[Dataset excerpts]
________

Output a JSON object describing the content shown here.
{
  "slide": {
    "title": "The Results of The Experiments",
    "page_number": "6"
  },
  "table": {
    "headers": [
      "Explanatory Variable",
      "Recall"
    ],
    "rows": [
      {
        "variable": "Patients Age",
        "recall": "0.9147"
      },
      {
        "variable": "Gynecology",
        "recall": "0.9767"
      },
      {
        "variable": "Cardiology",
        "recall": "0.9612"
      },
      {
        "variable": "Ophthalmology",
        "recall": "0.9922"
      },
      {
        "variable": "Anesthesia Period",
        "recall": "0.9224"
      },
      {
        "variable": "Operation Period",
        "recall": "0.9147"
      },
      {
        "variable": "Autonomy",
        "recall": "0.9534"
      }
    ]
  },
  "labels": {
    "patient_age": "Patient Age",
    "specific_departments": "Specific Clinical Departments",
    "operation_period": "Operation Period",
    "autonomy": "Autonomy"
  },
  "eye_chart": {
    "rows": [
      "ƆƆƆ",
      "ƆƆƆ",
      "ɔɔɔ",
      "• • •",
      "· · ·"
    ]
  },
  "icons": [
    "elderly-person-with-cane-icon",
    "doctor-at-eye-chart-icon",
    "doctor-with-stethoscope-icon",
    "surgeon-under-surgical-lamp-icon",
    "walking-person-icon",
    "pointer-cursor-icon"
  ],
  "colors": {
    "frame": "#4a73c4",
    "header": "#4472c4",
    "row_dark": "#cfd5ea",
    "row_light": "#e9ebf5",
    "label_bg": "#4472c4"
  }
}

________

Would you repeat each line above exactly as it stands?

Output a JSON object describing the content shown here.
{
  "slide": {
    "title": "The Results of The Experiments",
    "page_number": "6"
  },
  "table": {
    "headers": [
      "Explanatory Variable",
      "Recall"
    ],
    "rows": [
      {
        "variable": "Patients Age",
        "recall": "0.9147"
      },
      {
        "variable": "Gynecology",
        "recall": "0.9767"
      },
      {
        "variable": "Cardiology",
        "recall": "0.9612"
      },
      {
        "variable": "Ophthalmology",
        "recall": "0.9922"
      },
      {
        "variable": "Anesthesia Period",
        "recall": "0.9224"
      },
      {
        "variable": "Operation Period",
        "recall": "0.9147"
      },
      {
        "variable": "Autonomy",
        "recall": "0.9534"
      }
    ]
  },
  "labels": {
    "patient_age": "Patient Age",
    "specific_departments": "Specific Clinical Departments",
    "operation_period": "Operation Period",
    "autonomy": "Autonomy"
  },
  "eye_chart": {
    "rows": [
      "ƆƆƆ",
      "ƆƆƆ",
      "ɔɔɔ",
      "• • •",
      "· · ·"
    ]
  },
  "icons": [
    "elderly-person-with-cane-icon",
    "doctor-at-eye-chart-icon",
    "doctor-with-stethoscope-icon",
    "surgeon-under-surgical-lamp-icon",
    "walking-person-icon",
    "pointer-cursor-icon"
  ],
  "colors": {
    "frame": "#4a73c4",
    "header": "#4472c4",
    "row_dark": "#cfd5ea",
    "row_light": "#e9ebf5",
    "label_bg": "#4472c4"
  }
}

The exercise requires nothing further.